Goal of the exercise:
Print out the material that follows word for word.

Records for this task:
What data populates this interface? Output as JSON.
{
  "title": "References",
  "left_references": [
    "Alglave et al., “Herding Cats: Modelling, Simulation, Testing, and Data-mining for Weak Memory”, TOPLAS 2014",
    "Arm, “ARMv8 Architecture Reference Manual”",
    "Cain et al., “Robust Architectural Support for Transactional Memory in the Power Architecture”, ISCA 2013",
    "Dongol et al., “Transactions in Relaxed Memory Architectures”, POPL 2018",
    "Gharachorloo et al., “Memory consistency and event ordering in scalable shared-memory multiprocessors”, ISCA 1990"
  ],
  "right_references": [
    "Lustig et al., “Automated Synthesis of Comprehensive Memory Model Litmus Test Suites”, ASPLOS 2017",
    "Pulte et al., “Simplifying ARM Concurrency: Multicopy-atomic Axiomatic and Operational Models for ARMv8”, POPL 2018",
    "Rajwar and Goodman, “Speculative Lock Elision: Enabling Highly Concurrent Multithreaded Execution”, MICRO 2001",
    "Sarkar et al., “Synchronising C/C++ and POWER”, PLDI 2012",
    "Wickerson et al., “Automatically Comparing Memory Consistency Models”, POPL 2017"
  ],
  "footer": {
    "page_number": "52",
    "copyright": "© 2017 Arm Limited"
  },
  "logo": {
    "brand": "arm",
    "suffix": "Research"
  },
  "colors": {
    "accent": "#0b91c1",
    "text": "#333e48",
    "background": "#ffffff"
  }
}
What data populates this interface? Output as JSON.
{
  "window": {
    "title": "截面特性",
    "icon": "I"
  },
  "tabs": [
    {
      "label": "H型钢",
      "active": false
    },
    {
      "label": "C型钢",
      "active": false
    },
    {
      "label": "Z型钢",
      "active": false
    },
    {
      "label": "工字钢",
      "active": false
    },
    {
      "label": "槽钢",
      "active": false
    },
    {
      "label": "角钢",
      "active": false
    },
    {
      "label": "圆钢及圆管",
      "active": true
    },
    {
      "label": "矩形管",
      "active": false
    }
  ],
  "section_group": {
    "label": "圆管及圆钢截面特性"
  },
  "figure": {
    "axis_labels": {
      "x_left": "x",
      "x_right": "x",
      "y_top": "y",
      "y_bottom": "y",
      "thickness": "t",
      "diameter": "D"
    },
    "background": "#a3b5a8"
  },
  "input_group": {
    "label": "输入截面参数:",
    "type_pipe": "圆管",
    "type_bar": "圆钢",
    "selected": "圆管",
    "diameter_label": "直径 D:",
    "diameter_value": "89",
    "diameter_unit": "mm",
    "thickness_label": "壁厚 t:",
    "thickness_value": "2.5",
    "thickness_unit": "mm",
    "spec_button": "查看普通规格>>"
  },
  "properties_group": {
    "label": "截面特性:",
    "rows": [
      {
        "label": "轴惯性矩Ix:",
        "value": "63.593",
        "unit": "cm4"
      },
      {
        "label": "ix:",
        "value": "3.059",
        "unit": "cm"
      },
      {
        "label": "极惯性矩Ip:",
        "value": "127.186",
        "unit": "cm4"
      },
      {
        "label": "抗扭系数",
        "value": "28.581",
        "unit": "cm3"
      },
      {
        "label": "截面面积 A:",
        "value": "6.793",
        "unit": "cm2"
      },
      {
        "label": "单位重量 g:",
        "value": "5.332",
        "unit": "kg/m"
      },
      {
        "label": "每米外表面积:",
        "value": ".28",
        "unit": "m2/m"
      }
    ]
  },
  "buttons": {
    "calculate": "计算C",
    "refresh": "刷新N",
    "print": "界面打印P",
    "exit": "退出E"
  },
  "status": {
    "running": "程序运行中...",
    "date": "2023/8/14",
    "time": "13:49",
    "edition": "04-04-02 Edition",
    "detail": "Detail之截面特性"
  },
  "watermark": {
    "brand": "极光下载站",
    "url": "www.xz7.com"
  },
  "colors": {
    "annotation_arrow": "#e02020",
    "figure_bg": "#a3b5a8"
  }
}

Finished exercise:
What data populates this interface? Output as JSON.
{
  "title": "References",
  "left_references": [
    "Alglave et al., “Herding Cats: Modelling, Simulation, Testing, and Data-mining for Weak Memory”, TOPLAS 2014",
    "Arm, “ARMv8 Architecture Reference Manual”",
    "Cain et al., “Robust Architectural Support for Transactional Memory in the Power Architecture”, ISCA 2013",
    "Dongol et al., “Transactions in Relaxed Memory Architectures”, POPL 2018",
    "Gharachorloo et al., “Memory consistency and event ordering in scalable shared-memory multiprocessors”, ISCA 1990"
  ],
  "right_references": [
    "Lustig et al., “Automated Synthesis of Comprehensive Memory Model Litmus Test Suites”, ASPLOS 2017",
    "Pulte et al., “Simplifying ARM Concurrency: Multicopy-atomic Axiomatic and Operational Models for ARMv8”, POPL 2018",
    "Rajwar and Goodman, “Speculative Lock Elision: Enabling Highly Concurrent Multithreaded Execution”, MICRO 2001",
    "Sarkar et al., “Synchronising C/C++ and POWER”, PLDI 2012",
    "Wickerson et al., “Automatically Comparing Memory Consistency Models”, POPL 2017"
  ],
  "footer": {
    "page_number": "52",
    "copyright": "© 2017 Arm Limited"
  },
  "logo": {
    "brand": "arm",
    "suffix": "Research"
  },
  "colors": {
    "accent": "#0b91c1",
    "text": "#333e48",
    "background": "#ffffff"
  }
}
What data populates this interface? Output as JSON.
{
  "window": {
    "title": "截面特性",
    "icon": "I"
  },
  "tabs": [
    {
      "label": "H型钢",
      "active": false
    },
    {
      "label": "C型钢",
      "active": false
    },
    {
      "label": "Z型钢",
      "active": false
    },
    {
      "label": "工字钢",
      "active": false
    },
    {
      "label": "槽钢",
      "active": false
    },
    {
      "label": "角钢",
      "active": false
    },
    {
      "label": "圆钢及圆管",
      "active": true
    },
    {
      "label": "矩形管",
      "active": false
    }
  ],
  "section_group": {
    "label": "圆管及圆钢截面特性"
  },
  "figure": {
    "axis_labels": {
      "x_left": "x",
      "x_right": "x",
      "y_top": "y",
      "y_bottom": "y",
      "thickness": "t",
      "diameter": "D"
    },
    "background": "#a3b5a8"
  },
  "input_group": {
    "label": "输入截面参数:",
    "type_pipe": "圆管",
    "type_bar": "圆钢",
    "selected": "圆管",
    "diameter_label": "直径 D:",
    "diameter_value": "89",
    "diameter_unit": "mm",
    "thickness_label": "壁厚 t:",
    "thickness_value": "2.5",
    "thickness_unit": "mm",
    "spec_button": "查看普通规格>>"
  },
  "properties_group": {
    "label": "截面特性:",
    "rows": [
      {
        "label": "轴惯性矩Ix:",
        "value": "63.593",
        "unit": "cm4"
      },
      {
        "label": "ix:",
        "value": "3.059",
        "unit": "cm"
      },
      {
        "label": "极惯性矩Ip:",
        "value": "127.186",
        "unit": "cm4"
      },
      {
        "label": "抗扭系数",
        "value": "28.581",
        "unit": "cm3"
      },
      {
        "label": "截面面积 A:",
        "value": "6.793",
        "unit": "cm2"
      },
      {
        "label": "单位重量 g:",
        "value": "5.332",
        "unit": "kg/m"
      },
      {
        "label": "每米外表面积:",
        "value": ".28",
        "unit": "m2/m"
      }
    ]
  },
  "buttons": {
    "calculate": "计算C",
    "refresh": "刷新N",
    "print": "界面打印P",
    "exit": "退出E"
  },
  "status": {
    "running": "程序运行中...",
    "date": "2023/8/14",
    "time": "13:49",
    "edition": "04-04-02 Edition",
    "detail": "Detail之截面特性"
  },
  "watermark": {
    "brand": "极光下载站",
    "url": "www.xz7.com"
  },
  "colors": {
    "annotation_arrow": "#e02020",
    "figure_bg": "#a3b5a8"
  }
}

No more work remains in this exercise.